(Dataset records on visual material)
-- Begin --
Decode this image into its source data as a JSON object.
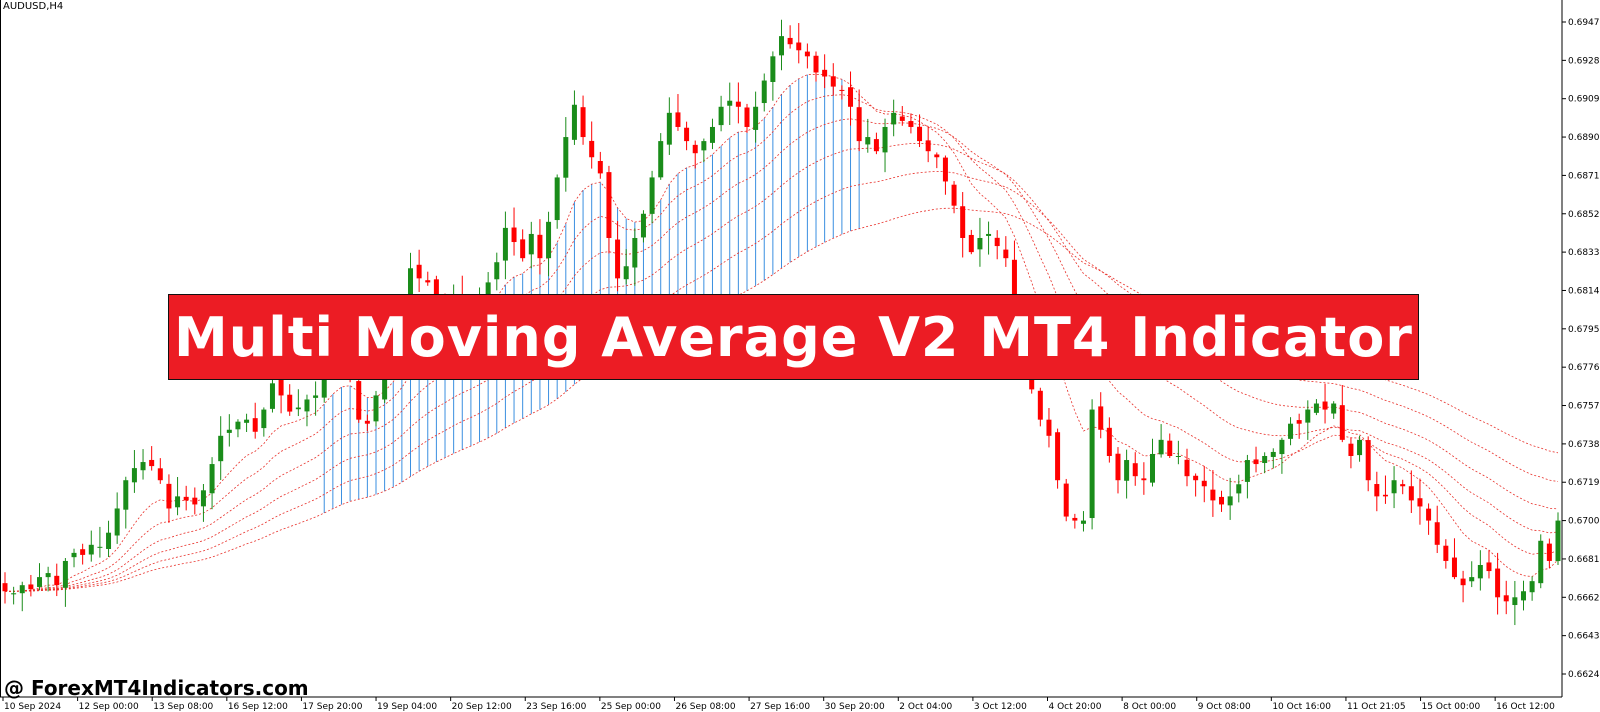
{
  "symbol": "AUDUSD,H4",
  "banner_title": "Multi Moving Average V2 MT4 Indicator",
  "watermark": "@ ForexMT4Indicators.com",
  "colors": {
    "bull": "#1a8c1a",
    "bear": "#ff0000",
    "ma_lines": "#e8302a",
    "histogram": "#3a8fe0",
    "banner": "#ec1c24"
  },
  "chart_data": {
    "type": "candlestick",
    "y_ticks": [
      "0.69470",
      "0.69280",
      "0.69090",
      "0.68900",
      "0.68710",
      "0.68520",
      "0.68330",
      "0.68140",
      "0.67950",
      "0.67760",
      "0.67570",
      "0.67380",
      "0.67190",
      "0.67000",
      "0.66810",
      "0.66620",
      "0.66430",
      "0.66240"
    ],
    "x_ticks": [
      "10 Sep 2024",
      "12 Sep 00:00",
      "13 Sep 08:00",
      "16 Sep 12:00",
      "17 Sep 20:00",
      "19 Sep 04:00",
      "20 Sep 12:00",
      "23 Sep 16:00",
      "25 Sep 00:00",
      "26 Sep 08:00",
      "27 Sep 16:00",
      "30 Sep 20:00",
      "2 Oct 04:00",
      "3 Oct 12:00",
      "4 Oct 20:00",
      "8 Oct 00:00",
      "9 Oct 08:00",
      "10 Oct 16:00",
      "11 Oct 21:05",
      "15 Oct 00:00",
      "16 Oct 12:00"
    ],
    "ylim": [
      0.6618,
      0.6956
    ],
    "close": [
      0.6665,
      0.6664,
      0.6668,
      0.6666,
      0.6672,
      0.6674,
      0.6668,
      0.668,
      0.6684,
      0.6683,
      0.6688,
      0.6687,
      0.6694,
      0.6706,
      0.672,
      0.6726,
      0.6729,
      0.6727,
      0.672,
      0.6706,
      0.6712,
      0.671,
      0.6708,
      0.6715,
      0.6728,
      0.6742,
      0.6745,
      0.6749,
      0.675,
      0.6744,
      0.6755,
      0.6768,
      0.6762,
      0.6754,
      0.6756,
      0.676,
      0.6762,
      0.6777,
      0.6785,
      0.6782,
      0.677,
      0.675,
      0.6748,
      0.6762,
      0.6777,
      0.679,
      0.681,
      0.6825,
      0.682,
      0.6818,
      0.681,
      0.6806,
      0.6812,
      0.6808,
      0.6802,
      0.681,
      0.6818,
      0.6828,
      0.6845,
      0.6838,
      0.683,
      0.6842,
      0.683,
      0.6848,
      0.687,
      0.689,
      0.6906,
      0.689,
      0.688,
      0.6872,
      0.684,
      0.682,
      0.6826,
      0.684,
      0.6852,
      0.687,
      0.6888,
      0.6902,
      0.6895,
      0.6888,
      0.6882,
      0.6888,
      0.6895,
      0.6905,
      0.6908,
      0.6905,
      0.6895,
      0.6905,
      0.6918,
      0.693,
      0.694,
      0.6936,
      0.6933,
      0.693,
      0.6922,
      0.692,
      0.6915,
      0.6913,
      0.6905,
      0.6888,
      0.689,
      0.6883,
      0.6895,
      0.6902,
      0.6898,
      0.6895,
      0.6888,
      0.6883,
      0.688,
      0.6868,
      0.6856,
      0.684,
      0.6833,
      0.684,
      0.6842,
      0.6836,
      0.683,
      0.68,
      0.678,
      0.6765,
      0.675,
      0.6742,
      0.672,
      0.6702,
      0.67,
      0.67,
      0.6755,
      0.6745,
      0.6732,
      0.672,
      0.673,
      0.6722,
      0.672,
      0.6733,
      0.674,
      0.6732,
      0.6732,
      0.6722,
      0.672,
      0.6717,
      0.671,
      0.6708,
      0.6712,
      0.6718,
      0.673,
      0.6728,
      0.6732,
      0.6734,
      0.674,
      0.6748,
      0.6748,
      0.6755,
      0.6758,
      0.6755,
      0.6758,
      0.674,
      0.6732,
      0.674,
      0.672,
      0.6712,
      0.6712,
      0.672,
      0.6717,
      0.671,
      0.6707,
      0.67,
      0.6688,
      0.668,
      0.6672,
      0.6668,
      0.6672,
      0.6678,
      0.6675,
      0.6662,
      0.666,
      0.6662,
      0.6665,
      0.667,
      0.669,
      0.668,
      0.67
    ]
  }
}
-- End --
> [Task requirements] Every line above should be returned exactly; the pictures stay out.

> [Full answer]
Decode this image into its source data as a JSON object.
{
  "symbol": "AUDUSD,H4",
  "banner_title": "Multi Moving Average V2 MT4 Indicator",
  "watermark": "@ ForexMT4Indicators.com",
  "colors": {
    "bull": "#1a8c1a",
    "bear": "#ff0000",
    "ma_lines": "#e8302a",
    "histogram": "#3a8fe0",
    "banner": "#ec1c24"
  },
  "chart_data": {
    "type": "candlestick",
    "y_ticks": [
      "0.69470",
      "0.69280",
      "0.69090",
      "0.68900",
      "0.68710",
      "0.68520",
      "0.68330",
      "0.68140",
      "0.67950",
      "0.67760",
      "0.67570",
      "0.67380",
      "0.67190",
      "0.67000",
      "0.66810",
      "0.66620",
      "0.66430",
      "0.66240"
    ],
    "x_ticks": [
      "10 Sep 2024",
      "12 Sep 00:00",
      "13 Sep 08:00",
      "16 Sep 12:00",
      "17 Sep 20:00",
      "19 Sep 04:00",
      "20 Sep 12:00",
      "23 Sep 16:00",
      "25 Sep 00:00",
      "26 Sep 08:00",
      "27 Sep 16:00",
      "30 Sep 20:00",
      "2 Oct 04:00",
      "3 Oct 12:00",
      "4 Oct 20:00",
      "8 Oct 00:00",
      "9 Oct 08:00",
      "10 Oct 16:00",
      "11 Oct 21:05",
      "15 Oct 00:00",
      "16 Oct 12:00"
    ],
    "ylim": [
      0.6618,
      0.6956
    ],
    "close": [
      0.6665,
      0.6664,
      0.6668,
      0.6666,
      0.6672,
      0.6674,
      0.6668,
      0.668,
      0.6684,
      0.6683,
      0.6688,
      0.6687,
      0.6694,
      0.6706,
      0.672,
      0.6726,
      0.6729,
      0.6727,
      0.672,
      0.6706,
      0.6712,
      0.671,
      0.6708,
      0.6715,
      0.6728,
      0.6742,
      0.6745,
      0.6749,
      0.675,
      0.6744,
      0.6755,
      0.6768,
      0.6762,
      0.6754,
      0.6756,
      0.676,
      0.6762,
      0.6777,
      0.6785,
      0.6782,
      0.677,
      0.675,
      0.6748,
      0.6762,
      0.6777,
      0.679,
      0.681,
      0.6825,
      0.682,
      0.6818,
      0.681,
      0.6806,
      0.6812,
      0.6808,
      0.6802,
      0.681,
      0.6818,
      0.6828,
      0.6845,
      0.6838,
      0.683,
      0.6842,
      0.683,
      0.6848,
      0.687,
      0.689,
      0.6906,
      0.689,
      0.688,
      0.6872,
      0.684,
      0.682,
      0.6826,
      0.684,
      0.6852,
      0.687,
      0.6888,
      0.6902,
      0.6895,
      0.6888,
      0.6882,
      0.6888,
      0.6895,
      0.6905,
      0.6908,
      0.6905,
      0.6895,
      0.6905,
      0.6918,
      0.693,
      0.694,
      0.6936,
      0.6933,
      0.693,
      0.6922,
      0.692,
      0.6915,
      0.6913,
      0.6905,
      0.6888,
      0.689,
      0.6883,
      0.6895,
      0.6902,
      0.6898,
      0.6895,
      0.6888,
      0.6883,
      0.688,
      0.6868,
      0.6856,
      0.684,
      0.6833,
      0.684,
      0.6842,
      0.6836,
      0.683,
      0.68,
      0.678,
      0.6765,
      0.675,
      0.6742,
      0.672,
      0.6702,
      0.67,
      0.67,
      0.6755,
      0.6745,
      0.6732,
      0.672,
      0.673,
      0.6722,
      0.672,
      0.6733,
      0.674,
      0.6732,
      0.6732,
      0.6722,
      0.672,
      0.6717,
      0.671,
      0.6708,
      0.6712,
      0.6718,
      0.673,
      0.6728,
      0.6732,
      0.6734,
      0.674,
      0.6748,
      0.6748,
      0.6755,
      0.6758,
      0.6755,
      0.6758,
      0.674,
      0.6732,
      0.674,
      0.672,
      0.6712,
      0.6712,
      0.672,
      0.6717,
      0.671,
      0.6707,
      0.67,
      0.6688,
      0.668,
      0.6672,
      0.6668,
      0.6672,
      0.6678,
      0.6675,
      0.6662,
      0.666,
      0.6662,
      0.6665,
      0.667,
      0.669,
      0.668,
      0.67
    ]
  }
}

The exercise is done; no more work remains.